== Short task ==
Write the data out again exactly, dropping any images it holds.

== Records from a collection ==

※ ※ ※

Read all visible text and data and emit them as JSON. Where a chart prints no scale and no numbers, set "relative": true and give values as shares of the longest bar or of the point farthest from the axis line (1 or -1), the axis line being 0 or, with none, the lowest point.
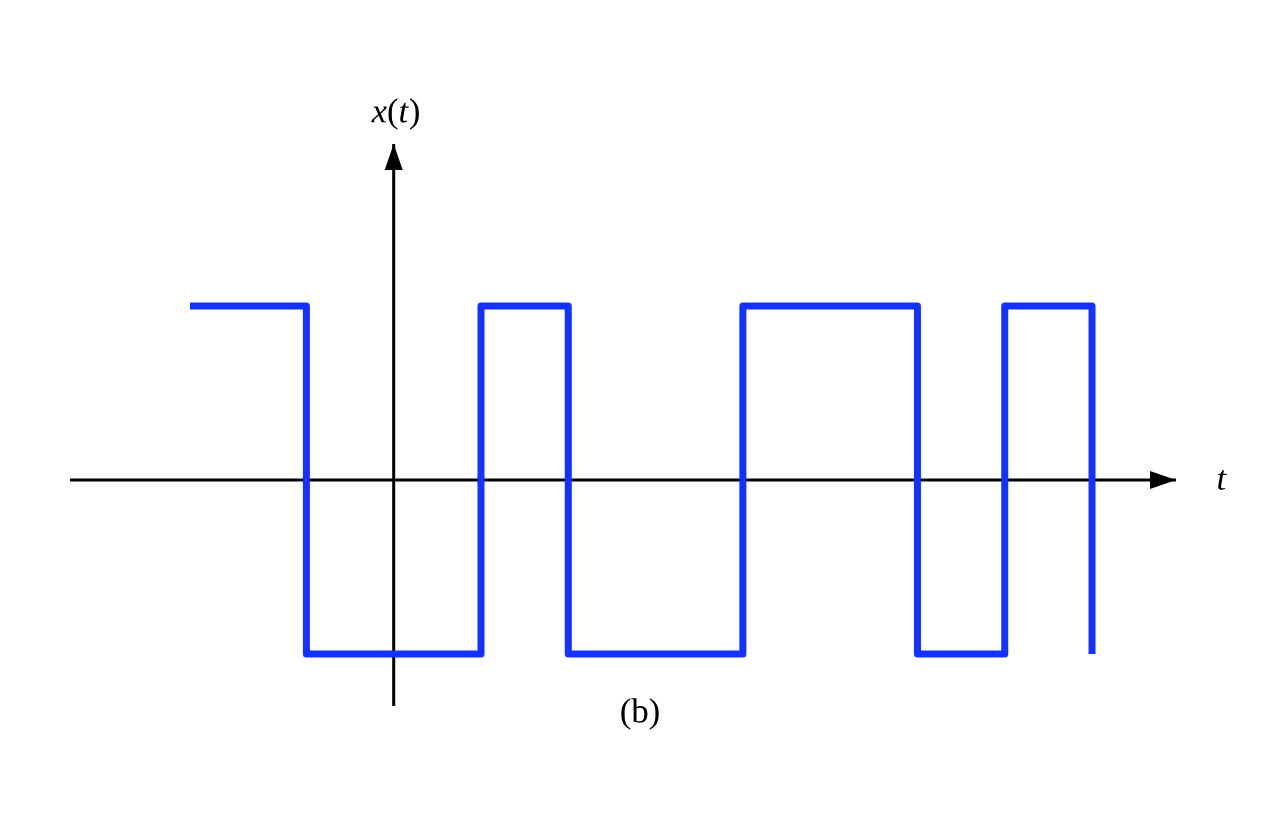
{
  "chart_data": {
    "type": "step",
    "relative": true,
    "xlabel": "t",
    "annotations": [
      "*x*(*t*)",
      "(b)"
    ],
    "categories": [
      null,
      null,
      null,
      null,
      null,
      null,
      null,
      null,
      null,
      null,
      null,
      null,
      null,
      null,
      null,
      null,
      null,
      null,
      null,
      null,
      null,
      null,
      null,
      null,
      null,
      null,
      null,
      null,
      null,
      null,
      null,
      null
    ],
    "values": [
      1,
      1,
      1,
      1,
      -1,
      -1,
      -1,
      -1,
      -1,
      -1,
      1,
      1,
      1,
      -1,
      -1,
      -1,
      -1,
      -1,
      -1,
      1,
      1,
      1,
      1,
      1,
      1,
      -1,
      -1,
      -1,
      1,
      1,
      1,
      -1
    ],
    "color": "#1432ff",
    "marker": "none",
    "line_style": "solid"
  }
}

※ ※ ※

== Result of the exercise ==
Read all visible text and data and emit them as JSON. Where a chart prints no scale and no numbers, set "relative": true and give values as shares of the longest bar or of the point farthest from the axis line (1 or -1), the axis line being 0 or, with none, the lowest point.
{
  "chart_data": {
    "type": "step",
    "relative": true,
    "xlabel": "t",
    "annotations": [
      "*x*(*t*)",
      "(b)"
    ],
    "categories": [
      null,
      null,
      null,
      null,
      null,
      null,
      null,
      null,
      null,
      null,
      null,
      null,
      null,
      null,
      null,
      null,
      null,
      null,
      null,
      null,
      null,
      null,
      null,
      null,
      null,
      null,
      null,
      null,
      null,
      null,
      null,
      null
    ],
    "values": [
      1,
      1,
      1,
      1,
      -1,
      -1,
      -1,
      -1,
      -1,
      -1,
      1,
      1,
      1,
      -1,
      -1,
      -1,
      -1,
      -1,
      -1,
      1,
      1,
      1,
      1,
      1,
      1,
      -1,
      -1,
      -1,
      1,
      1,
      1,
      -1
    ],
    "color": "#1432ff",
    "marker": "none",
    "line_style": "solid"
  }
}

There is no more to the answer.